- TASK INPUT -
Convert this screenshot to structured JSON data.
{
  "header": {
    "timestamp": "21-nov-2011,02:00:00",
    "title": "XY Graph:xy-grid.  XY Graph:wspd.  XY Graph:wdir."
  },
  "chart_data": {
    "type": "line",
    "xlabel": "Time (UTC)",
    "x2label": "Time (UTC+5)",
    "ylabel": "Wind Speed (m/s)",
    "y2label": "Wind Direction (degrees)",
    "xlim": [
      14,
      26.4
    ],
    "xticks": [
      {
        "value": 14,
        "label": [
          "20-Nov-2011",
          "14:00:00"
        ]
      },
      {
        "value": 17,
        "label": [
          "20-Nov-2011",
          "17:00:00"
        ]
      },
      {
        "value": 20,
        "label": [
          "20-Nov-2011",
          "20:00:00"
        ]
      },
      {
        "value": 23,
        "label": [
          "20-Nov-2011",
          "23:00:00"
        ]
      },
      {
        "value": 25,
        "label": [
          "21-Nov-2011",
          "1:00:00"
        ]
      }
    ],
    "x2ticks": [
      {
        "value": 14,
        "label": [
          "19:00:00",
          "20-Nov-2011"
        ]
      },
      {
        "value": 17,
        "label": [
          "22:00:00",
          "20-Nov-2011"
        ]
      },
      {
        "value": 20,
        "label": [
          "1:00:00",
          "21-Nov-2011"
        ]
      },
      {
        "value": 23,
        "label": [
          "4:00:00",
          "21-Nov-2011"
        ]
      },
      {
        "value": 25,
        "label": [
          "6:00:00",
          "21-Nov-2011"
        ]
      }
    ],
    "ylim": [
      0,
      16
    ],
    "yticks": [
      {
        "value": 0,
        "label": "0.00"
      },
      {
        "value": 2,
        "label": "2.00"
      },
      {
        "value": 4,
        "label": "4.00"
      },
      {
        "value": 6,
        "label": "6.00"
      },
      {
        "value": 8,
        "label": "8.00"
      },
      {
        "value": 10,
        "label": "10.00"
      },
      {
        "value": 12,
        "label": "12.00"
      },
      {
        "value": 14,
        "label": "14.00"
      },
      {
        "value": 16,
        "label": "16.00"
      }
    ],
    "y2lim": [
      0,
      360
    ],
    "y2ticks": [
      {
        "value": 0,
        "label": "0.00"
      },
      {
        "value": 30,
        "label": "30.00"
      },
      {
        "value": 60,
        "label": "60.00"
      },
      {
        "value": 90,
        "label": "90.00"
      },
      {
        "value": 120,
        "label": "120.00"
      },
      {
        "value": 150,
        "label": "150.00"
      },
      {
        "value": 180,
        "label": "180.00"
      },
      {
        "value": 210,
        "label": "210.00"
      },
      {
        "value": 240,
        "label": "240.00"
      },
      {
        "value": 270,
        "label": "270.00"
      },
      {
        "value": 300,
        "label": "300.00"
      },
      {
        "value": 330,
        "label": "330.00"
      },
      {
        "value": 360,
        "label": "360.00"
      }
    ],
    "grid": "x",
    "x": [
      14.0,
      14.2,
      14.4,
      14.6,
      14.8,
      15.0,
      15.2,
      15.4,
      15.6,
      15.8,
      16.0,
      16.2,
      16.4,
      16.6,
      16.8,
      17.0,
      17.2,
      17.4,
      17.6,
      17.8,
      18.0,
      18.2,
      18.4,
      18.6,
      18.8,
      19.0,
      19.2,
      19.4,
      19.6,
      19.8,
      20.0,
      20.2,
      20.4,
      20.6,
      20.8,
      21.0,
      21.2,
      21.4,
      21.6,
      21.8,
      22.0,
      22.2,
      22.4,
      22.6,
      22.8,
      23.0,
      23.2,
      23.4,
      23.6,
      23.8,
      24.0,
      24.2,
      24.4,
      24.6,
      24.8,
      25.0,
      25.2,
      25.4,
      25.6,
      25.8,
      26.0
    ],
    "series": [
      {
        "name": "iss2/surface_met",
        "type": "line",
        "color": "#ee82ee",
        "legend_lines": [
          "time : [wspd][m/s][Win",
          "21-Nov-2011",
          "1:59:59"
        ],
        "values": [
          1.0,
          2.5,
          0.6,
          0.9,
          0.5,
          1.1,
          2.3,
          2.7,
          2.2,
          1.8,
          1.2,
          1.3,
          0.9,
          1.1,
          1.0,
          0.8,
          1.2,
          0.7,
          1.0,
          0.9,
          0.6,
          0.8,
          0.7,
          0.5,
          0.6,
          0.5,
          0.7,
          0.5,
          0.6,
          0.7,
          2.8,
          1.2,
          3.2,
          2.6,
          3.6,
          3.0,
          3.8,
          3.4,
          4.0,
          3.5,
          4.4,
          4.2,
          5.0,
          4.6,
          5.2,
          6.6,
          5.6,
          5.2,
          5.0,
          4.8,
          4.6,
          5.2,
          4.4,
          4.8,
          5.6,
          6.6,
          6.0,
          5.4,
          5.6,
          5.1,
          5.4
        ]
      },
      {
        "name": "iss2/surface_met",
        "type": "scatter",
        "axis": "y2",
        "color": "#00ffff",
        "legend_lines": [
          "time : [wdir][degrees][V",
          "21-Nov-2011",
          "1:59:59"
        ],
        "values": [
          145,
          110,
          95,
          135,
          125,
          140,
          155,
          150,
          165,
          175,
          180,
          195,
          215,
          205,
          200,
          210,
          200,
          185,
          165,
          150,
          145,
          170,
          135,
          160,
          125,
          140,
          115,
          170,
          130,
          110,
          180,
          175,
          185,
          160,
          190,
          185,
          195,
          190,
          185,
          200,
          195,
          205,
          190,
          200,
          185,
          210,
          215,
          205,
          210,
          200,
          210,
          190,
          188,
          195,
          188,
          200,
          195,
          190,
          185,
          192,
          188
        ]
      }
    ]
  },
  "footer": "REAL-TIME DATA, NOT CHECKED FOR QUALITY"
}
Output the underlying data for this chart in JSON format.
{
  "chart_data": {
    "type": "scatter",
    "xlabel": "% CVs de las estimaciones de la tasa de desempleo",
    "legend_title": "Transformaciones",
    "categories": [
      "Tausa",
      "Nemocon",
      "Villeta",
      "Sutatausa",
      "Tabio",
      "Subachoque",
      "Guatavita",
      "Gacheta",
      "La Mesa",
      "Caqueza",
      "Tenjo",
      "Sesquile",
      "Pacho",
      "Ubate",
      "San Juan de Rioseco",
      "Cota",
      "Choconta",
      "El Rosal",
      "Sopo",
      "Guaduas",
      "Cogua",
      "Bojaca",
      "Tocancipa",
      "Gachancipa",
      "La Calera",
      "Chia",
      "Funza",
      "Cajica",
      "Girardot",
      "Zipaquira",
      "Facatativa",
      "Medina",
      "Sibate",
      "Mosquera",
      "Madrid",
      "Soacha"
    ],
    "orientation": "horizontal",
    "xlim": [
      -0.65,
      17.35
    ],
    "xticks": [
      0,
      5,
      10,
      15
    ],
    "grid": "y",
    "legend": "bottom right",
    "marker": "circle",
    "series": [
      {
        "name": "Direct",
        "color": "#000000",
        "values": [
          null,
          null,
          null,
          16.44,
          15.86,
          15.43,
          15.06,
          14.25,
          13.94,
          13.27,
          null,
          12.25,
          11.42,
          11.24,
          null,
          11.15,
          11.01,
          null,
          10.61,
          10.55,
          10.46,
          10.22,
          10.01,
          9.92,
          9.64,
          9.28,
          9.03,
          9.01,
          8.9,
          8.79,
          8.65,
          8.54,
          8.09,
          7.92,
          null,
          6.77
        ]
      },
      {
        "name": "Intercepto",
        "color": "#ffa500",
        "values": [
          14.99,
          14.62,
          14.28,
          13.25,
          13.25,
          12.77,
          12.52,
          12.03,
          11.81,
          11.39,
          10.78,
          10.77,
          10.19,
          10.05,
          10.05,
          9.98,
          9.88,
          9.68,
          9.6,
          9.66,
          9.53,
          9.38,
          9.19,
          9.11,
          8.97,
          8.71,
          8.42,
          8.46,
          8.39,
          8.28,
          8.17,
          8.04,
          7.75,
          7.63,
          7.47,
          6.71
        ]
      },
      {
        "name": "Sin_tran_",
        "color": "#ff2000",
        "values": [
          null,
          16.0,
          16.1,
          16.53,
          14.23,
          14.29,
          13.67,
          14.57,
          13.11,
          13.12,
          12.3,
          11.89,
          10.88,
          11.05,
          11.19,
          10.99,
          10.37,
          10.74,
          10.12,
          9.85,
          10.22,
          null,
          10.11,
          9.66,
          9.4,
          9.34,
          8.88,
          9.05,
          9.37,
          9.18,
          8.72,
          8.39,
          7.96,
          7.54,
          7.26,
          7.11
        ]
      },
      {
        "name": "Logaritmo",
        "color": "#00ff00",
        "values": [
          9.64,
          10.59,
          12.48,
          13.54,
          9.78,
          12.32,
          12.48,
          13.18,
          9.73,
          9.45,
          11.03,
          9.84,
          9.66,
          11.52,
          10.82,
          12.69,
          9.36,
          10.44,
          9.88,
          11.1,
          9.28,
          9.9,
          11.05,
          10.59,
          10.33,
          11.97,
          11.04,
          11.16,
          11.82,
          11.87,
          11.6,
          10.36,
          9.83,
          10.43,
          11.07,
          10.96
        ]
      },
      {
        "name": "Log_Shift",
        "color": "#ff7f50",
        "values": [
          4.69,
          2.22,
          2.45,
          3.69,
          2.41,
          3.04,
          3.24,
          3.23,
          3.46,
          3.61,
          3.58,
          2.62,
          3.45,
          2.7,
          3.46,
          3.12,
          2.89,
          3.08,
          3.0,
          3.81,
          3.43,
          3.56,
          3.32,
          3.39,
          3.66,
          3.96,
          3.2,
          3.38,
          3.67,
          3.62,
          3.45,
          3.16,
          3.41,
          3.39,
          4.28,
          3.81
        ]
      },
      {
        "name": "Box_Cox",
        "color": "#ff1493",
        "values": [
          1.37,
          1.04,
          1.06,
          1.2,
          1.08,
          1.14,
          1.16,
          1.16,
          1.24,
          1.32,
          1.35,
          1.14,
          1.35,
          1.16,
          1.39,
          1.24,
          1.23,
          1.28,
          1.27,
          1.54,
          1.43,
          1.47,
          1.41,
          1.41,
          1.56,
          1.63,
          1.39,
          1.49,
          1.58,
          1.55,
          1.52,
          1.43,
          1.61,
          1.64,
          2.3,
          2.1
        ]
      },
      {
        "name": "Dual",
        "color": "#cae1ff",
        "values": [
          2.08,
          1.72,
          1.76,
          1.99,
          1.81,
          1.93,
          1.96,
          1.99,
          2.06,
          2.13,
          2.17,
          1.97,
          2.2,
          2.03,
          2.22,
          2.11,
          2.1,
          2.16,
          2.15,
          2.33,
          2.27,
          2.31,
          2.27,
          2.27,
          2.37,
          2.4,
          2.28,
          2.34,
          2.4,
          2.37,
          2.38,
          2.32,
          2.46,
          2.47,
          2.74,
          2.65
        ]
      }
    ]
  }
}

- TASK STATEMENT -
Wherever a line in the data above holds "color", copy that line.

- OUTPUT OF THE EXERCISE -
        "color": "#ee82ee",
        "color": "#00ffff",
        "color": "#000000",
        "color": "#ffa500",
        "color": "#ff2000",
        "color": "#00ff00",
        "color": "#ff7f50",
        "color": "#ff1493",
        "color": "#cae1ff",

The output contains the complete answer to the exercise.